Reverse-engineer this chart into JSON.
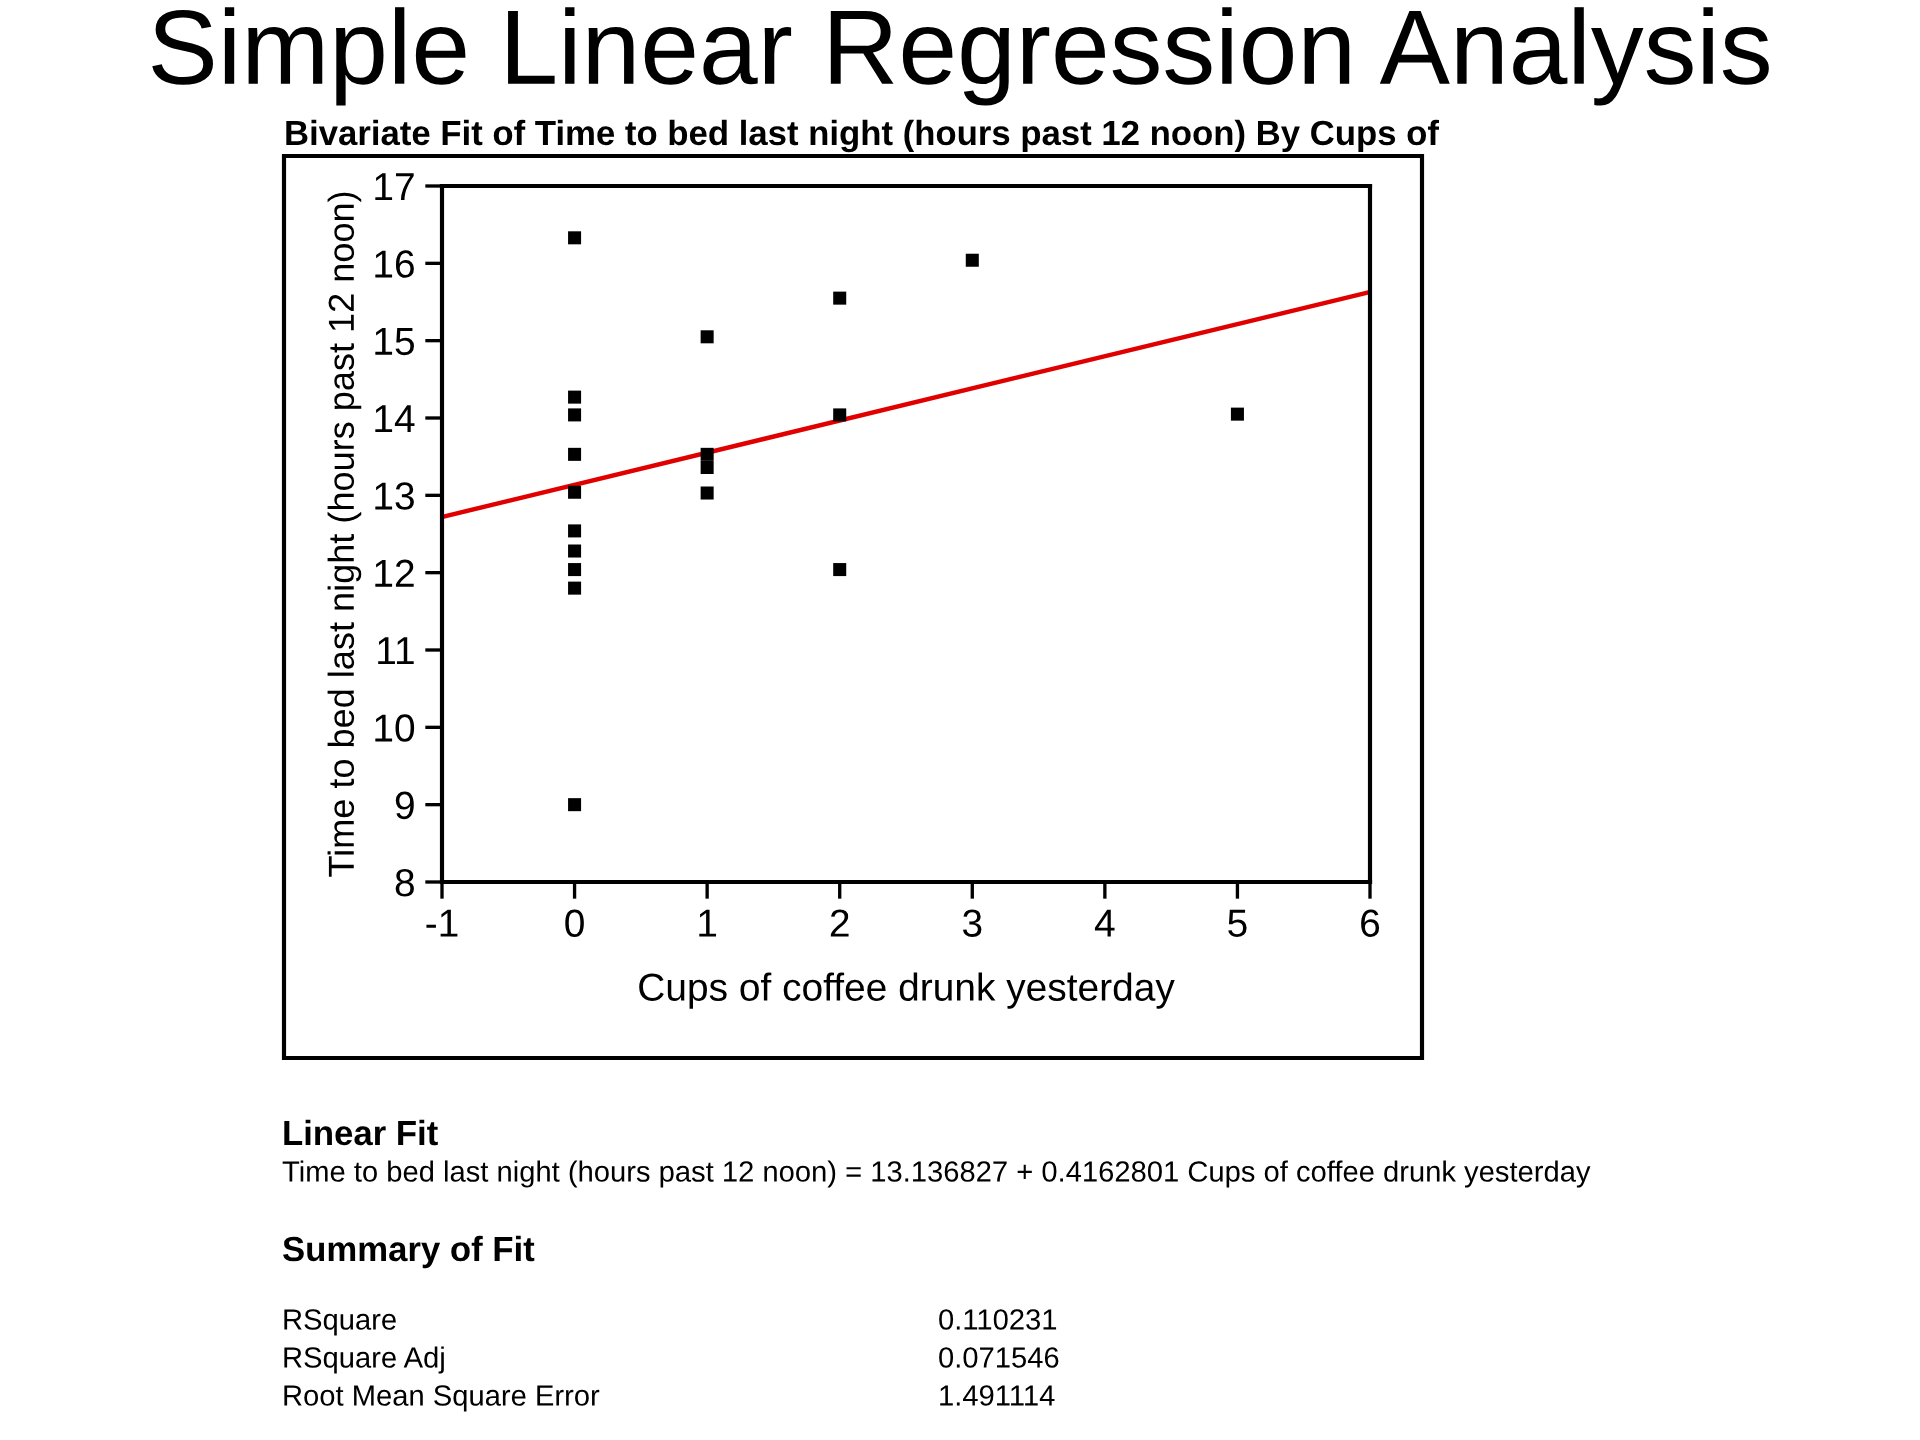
{
  "chart_data": {
    "type": "scatter",
    "title": "Simple Linear Regression Analysis",
    "subtitle": "Bivariate Fit of Time to bed last night (hours past 12 noon) By Cups of",
    "xlabel": "Cups of coffee drunk yesterday",
    "ylabel": "Time to bed last night (hours past 12 noon)",
    "x": [
      0,
      0,
      0,
      0,
      0,
      0,
      0,
      0,
      0,
      0,
      1,
      1,
      1,
      1,
      2,
      2,
      2,
      3,
      5
    ],
    "series": [
      {
        "color": "#000000",
        "marker": "square",
        "values": [
          16.33,
          14.27,
          14.04,
          13.53,
          13.04,
          12.54,
          12.28,
          12.04,
          11.8,
          9.0,
          15.05,
          13.53,
          13.36,
          13.03,
          15.55,
          14.04,
          12.04,
          16.04,
          14.05
        ]
      },
      {
        "type": "line",
        "color": "#e00000",
        "x": [
          -1,
          6
        ],
        "values": [
          12.72,
          15.63
        ],
        "line_style": "solid",
        "marker": "none"
      }
    ],
    "xlim": [
      -1,
      6
    ],
    "ylim": [
      8,
      17
    ],
    "xticks": [
      -1,
      0,
      1,
      2,
      3,
      4,
      5,
      6
    ],
    "yticks": [
      8,
      9,
      10,
      11,
      12,
      13,
      14,
      15,
      16,
      17
    ],
    "grid": false,
    "legend": false,
    "annotations": [
      "Linear Fit",
      "Time to bed last night (hours past 12 noon) = 13.136827 + 0.4162801 Cups of coffee drunk yesterday",
      "Summary of Fit",
      "RSquare",
      "0.110231",
      "RSquare Adj",
      "0.071546",
      "Root Mean Square Error",
      "1.491114"
    ]
  }
}
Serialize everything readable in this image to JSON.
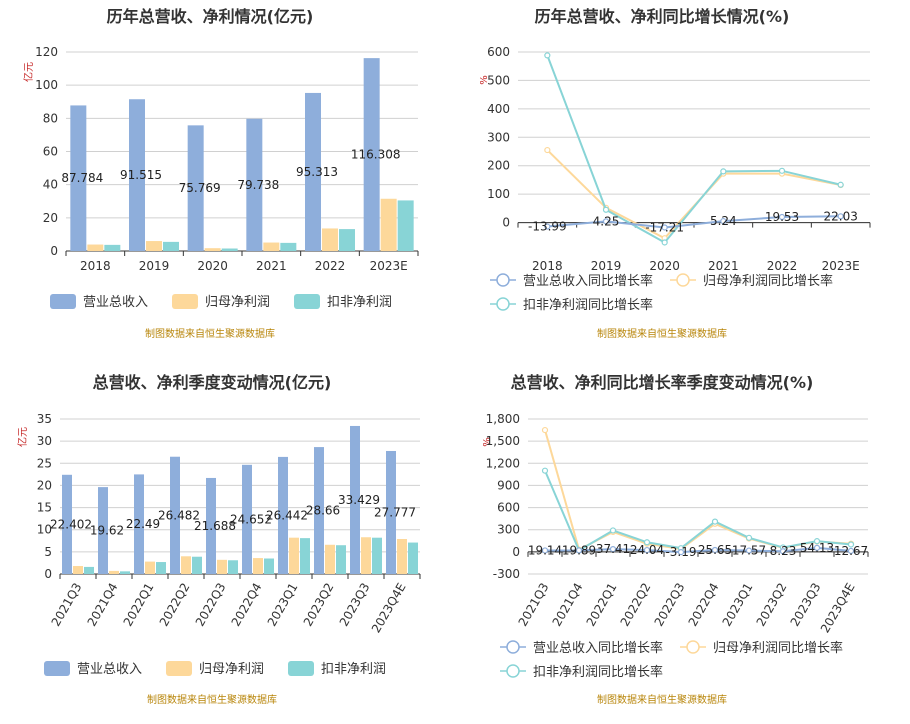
{
  "colors": {
    "revenue": "#8eaedb",
    "net_profit": "#fdd89a",
    "deducted_profit": "#88d4d6"
  },
  "source_text": "制图数据来自恒生聚源数据库",
  "chart_data": [
    {
      "id": "annual-amount",
      "type": "bar",
      "title": "历年总营收、净利情况(亿元)",
      "ylabel": "亿元",
      "ylim": [
        0,
        120
      ],
      "yticks": [
        0,
        20,
        40,
        60,
        80,
        100,
        120
      ],
      "categories": [
        "2018",
        "2019",
        "2020",
        "2021",
        "2022",
        "2023E"
      ],
      "series": [
        {
          "name": "营业总收入",
          "values": [
            87.784,
            91.515,
            75.769,
            79.738,
            95.313,
            116.308
          ],
          "labels": [
            "87.784",
            "91.515",
            "75.769",
            "79.738",
            "95.313",
            "116.308"
          ]
        },
        {
          "name": "归母净利润",
          "values": [
            3.9,
            6.0,
            1.7,
            5.1,
            13.6,
            31.5
          ]
        },
        {
          "name": "扣非净利润",
          "values": [
            3.7,
            5.5,
            1.5,
            4.9,
            13.2,
            30.5
          ]
        }
      ],
      "legend": "bottom"
    },
    {
      "id": "annual-growth",
      "type": "line",
      "title": "历年总营收、净利同比增长情况(%)",
      "ylabel": "%",
      "ylim": [
        -100,
        600
      ],
      "yticks": [
        0,
        100,
        200,
        300,
        400,
        500,
        600
      ],
      "categories": [
        "2018",
        "2019",
        "2020",
        "2021",
        "2022",
        "2023E"
      ],
      "series": [
        {
          "name": "营业总收入同比增长率",
          "values": [
            -13.99,
            4.25,
            -17.21,
            5.24,
            19.53,
            22.03
          ],
          "labels": [
            "-13.99",
            "4.25",
            "-17.21",
            "5.24",
            "19.53",
            "22.03"
          ]
        },
        {
          "name": "归母净利润同比增长率",
          "values": [
            255,
            52,
            -55,
            172,
            172,
            132
          ]
        },
        {
          "name": "扣非净利润同比增长率",
          "values": [
            588,
            45,
            -70,
            180,
            182,
            133
          ]
        }
      ],
      "legend": "bottom"
    },
    {
      "id": "quarter-amount",
      "type": "bar",
      "title": "总营收、净利季度变动情况(亿元)",
      "ylabel": "亿元",
      "ylim": [
        0,
        35
      ],
      "yticks": [
        0,
        5,
        10,
        15,
        20,
        25,
        30,
        35
      ],
      "categories": [
        "2021Q3",
        "2021Q4",
        "2022Q1",
        "2022Q2",
        "2022Q3",
        "2022Q4",
        "2023Q1",
        "2023Q2",
        "2023Q3",
        "2023Q4E"
      ],
      "series": [
        {
          "name": "营业总收入",
          "values": [
            22.402,
            19.62,
            22.49,
            26.482,
            21.688,
            24.652,
            26.442,
            28.66,
            33.429,
            27.777
          ],
          "labels": [
            "22.402",
            "19.62",
            "22.49",
            "26.482",
            "21.688",
            "24.652",
            "26.442",
            "28.66",
            "33.429",
            "27.777"
          ]
        },
        {
          "name": "归母净利润",
          "values": [
            1.8,
            0.7,
            2.8,
            4.0,
            3.2,
            3.6,
            8.2,
            6.6,
            8.3,
            7.9
          ]
        },
        {
          "name": "扣非净利润",
          "values": [
            1.6,
            0.6,
            2.7,
            3.9,
            3.1,
            3.5,
            8.1,
            6.5,
            8.2,
            7.1
          ]
        }
      ],
      "legend": "bottom"
    },
    {
      "id": "quarter-growth",
      "type": "line",
      "title": "总营收、净利同比增长率季度变动情况(%)",
      "ylabel": "%",
      "ylim": [
        -300,
        1800
      ],
      "yticks": [
        -300,
        0,
        300,
        600,
        900,
        1200,
        1500,
        1800
      ],
      "ytick_labels": [
        "-300",
        "0",
        "300",
        "600",
        "900",
        "1,200",
        "1,500",
        "1,800"
      ],
      "categories": [
        "2021Q3",
        "2021Q4",
        "2022Q1",
        "2022Q2",
        "2022Q3",
        "2022Q4",
        "2023Q1",
        "2023Q2",
        "2023Q3",
        "2023Q4E"
      ],
      "series": [
        {
          "name": "营业总收入同比增长率",
          "values": [
            19.14,
            19.89,
            37.41,
            24.04,
            -3.19,
            25.65,
            17.57,
            8.23,
            54.13,
            12.67
          ],
          "labels": [
            "19.14",
            "19.89",
            "37.41",
            "24.04",
            "-3.19",
            "25.65",
            "17.57",
            "8.23",
            "54.13",
            "12.67"
          ]
        },
        {
          "name": "归母净利润同比增长率",
          "values": [
            1650,
            30,
            270,
            110,
            40,
            380,
            180,
            55,
            140,
            110
          ]
        },
        {
          "name": "扣非净利润同比增长率",
          "values": [
            1100,
            20,
            290,
            130,
            50,
            410,
            190,
            60,
            145,
            100
          ]
        }
      ],
      "legend": "bottom"
    }
  ]
}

* Work to do *
The records shown above are to be repeated exactly, with the pictures left out.

* Answer for the task *
Reverse-engineer this chart into JSON.
{
  "chart_data": {
    "type": "scatter",
    "title": "Simple Linear Regression Analysis",
    "subtitle": "Bivariate Fit of Time to bed last night (hours past 12 noon) By Cups of",
    "xlabel": "Cups of coffee drunk yesterday",
    "ylabel": "Time to bed last night (hours past 12 noon)",
    "x": [
      0,
      0,
      0,
      0,
      0,
      0,
      0,
      0,
      0,
      0,
      1,
      1,
      1,
      1,
      2,
      2,
      2,
      3,
      5
    ],
    "series": [
      {
        "color": "#000000",
        "marker": "square",
        "values": [
          16.33,
          14.27,
          14.04,
          13.53,
          13.04,
          12.54,
          12.28,
          12.04,
          11.8,
          9.0,
          15.05,
          13.53,
          13.36,
          13.03,
          15.55,
          14.04,
          12.04,
          16.04,
          14.05
        ]
      },
      {
        "type": "line",
        "color": "#e00000",
        "x": [
          -1,
          6
        ],
        "values": [
          12.72,
          15.63
        ],
        "line_style": "solid",
        "marker": "none"
      }
    ],
    "xlim": [
      -1,
      6
    ],
    "ylim": [
      8,
      17
    ],
    "xticks": [
      -1,
      0,
      1,
      2,
      3,
      4,
      5,
      6
    ],
    "yticks": [
      8,
      9,
      10,
      11,
      12,
      13,
      14,
      15,
      16,
      17
    ],
    "grid": false,
    "legend": false,
    "annotations": [
      "Linear Fit",
      "Time to bed last night (hours past 12 noon) = 13.136827 + 0.4162801 Cups of coffee drunk yesterday",
      "Summary of Fit",
      "RSquare",
      "0.110231",
      "RSquare Adj",
      "0.071546",
      "Root Mean Square Error",
      "1.491114"
    ]
  }
}
Serialize everything readable in this image to JSON.
{
  "colors": {
    "revenue": "#8eaedb",
    "net_profit": "#fdd89a",
    "deducted_profit": "#88d4d6"
  },
  "source_text": "制图数据来自恒生聚源数据库",
  "chart_data": [
    {
      "id": "annual-amount",
      "type": "bar",
      "title": "历年总营收、净利情况(亿元)",
      "ylabel": "亿元",
      "ylim": [
        0,
        120
      ],
      "yticks": [
        0,
        20,
        40,
        60,
        80,
        100,
        120
      ],
      "categories": [
        "2018",
        "2019",
        "2020",
        "2021",
        "2022",
        "2023E"
      ],
      "series": [
        {
          "name": "营业总收入",
          "values": [
            87.784,
            91.515,
            75.769,
            79.738,
            95.313,
            116.308
          ],
          "labels": [
            "87.784",
            "91.515",
            "75.769",
            "79.738",
            "95.313",
            "116.308"
          ]
        },
        {
          "name": "归母净利润",
          "values": [
            3.9,
            6.0,
            1.7,
            5.1,
            13.6,
            31.5
          ]
        },
        {
          "name": "扣非净利润",
          "values": [
            3.7,
            5.5,
            1.5,
            4.9,
            13.2,
            30.5
          ]
        }
      ],
      "legend": "bottom"
    },
    {
      "id": "annual-growth",
      "type": "line",
      "title": "历年总营收、净利同比增长情况(%)",
      "ylabel": "%",
      "ylim": [
        -100,
        600
      ],
      "yticks": [
        0,
        100,
        200,
        300,
        400,
        500,
        600
      ],
      "categories": [
        "2018",
        "2019",
        "2020",
        "2021",
        "2022",
        "2023E"
      ],
      "series": [
        {
          "name": "营业总收入同比增长率",
          "values": [
            -13.99,
            4.25,
            -17.21,
            5.24,
            19.53,
            22.03
          ],
          "labels": [
            "-13.99",
            "4.25",
            "-17.21",
            "5.24",
            "19.53",
            "22.03"
          ]
        },
        {
          "name": "归母净利润同比增长率",
          "values": [
            255,
            52,
            -55,
            172,
            172,
            132
          ]
        },
        {
          "name": "扣非净利润同比增长率",
          "values": [
            588,
            45,
            -70,
            180,
            182,
            133
          ]
        }
      ],
      "legend": "bottom"
    },
    {
      "id": "quarter-amount",
      "type": "bar",
      "title": "总营收、净利季度变动情况(亿元)",
      "ylabel": "亿元",
      "ylim": [
        0,
        35
      ],
      "yticks": [
        0,
        5,
        10,
        15,
        20,
        25,
        30,
        35
      ],
      "categories": [
        "2021Q3",
        "2021Q4",
        "2022Q1",
        "2022Q2",
        "2022Q3",
        "2022Q4",
        "2023Q1",
        "2023Q2",
        "2023Q3",
        "2023Q4E"
      ],
      "series": [
        {
          "name": "营业总收入",
          "values": [
            22.402,
            19.62,
            22.49,
            26.482,
            21.688,
            24.652,
            26.442,
            28.66,
            33.429,
            27.777
          ],
          "labels": [
            "22.402",
            "19.62",
            "22.49",
            "26.482",
            "21.688",
            "24.652",
            "26.442",
            "28.66",
            "33.429",
            "27.777"
          ]
        },
        {
          "name": "归母净利润",
          "values": [
            1.8,
            0.7,
            2.8,
            4.0,
            3.2,
            3.6,
            8.2,
            6.6,
            8.3,
            7.9
          ]
        },
        {
          "name": "扣非净利润",
          "values": [
            1.6,
            0.6,
            2.7,
            3.9,
            3.1,
            3.5,
            8.1,
            6.5,
            8.2,
            7.1
          ]
        }
      ],
      "legend": "bottom"
    },
    {
      "id": "quarter-growth",
      "type": "line",
      "title": "总营收、净利同比增长率季度变动情况(%)",
      "ylabel": "%",
      "ylim": [
        -300,
        1800
      ],
      "yticks": [
        -300,
        0,
        300,
        600,
        900,
        1200,
        1500,
        1800
      ],
      "ytick_labels": [
        "-300",
        "0",
        "300",
        "600",
        "900",
        "1,200",
        "1,500",
        "1,800"
      ],
      "categories": [
        "2021Q3",
        "2021Q4",
        "2022Q1",
        "2022Q2",
        "2022Q3",
        "2022Q4",
        "2023Q1",
        "2023Q2",
        "2023Q3",
        "2023Q4E"
      ],
      "series": [
        {
          "name": "营业总收入同比增长率",
          "values": [
            19.14,
            19.89,
            37.41,
            24.04,
            -3.19,
            25.65,
            17.57,
            8.23,
            54.13,
            12.67
          ],
          "labels": [
            "19.14",
            "19.89",
            "37.41",
            "24.04",
            "-3.19",
            "25.65",
            "17.57",
            "8.23",
            "54.13",
            "12.67"
          ]
        },
        {
          "name": "归母净利润同比增长率",
          "values": [
            1650,
            30,
            270,
            110,
            40,
            380,
            180,
            55,
            140,
            110
          ]
        },
        {
          "name": "扣非净利润同比增长率",
          "values": [
            1100,
            20,
            290,
            130,
            50,
            410,
            190,
            60,
            145,
            100
          ]
        }
      ],
      "legend": "bottom"
    }
  ]
}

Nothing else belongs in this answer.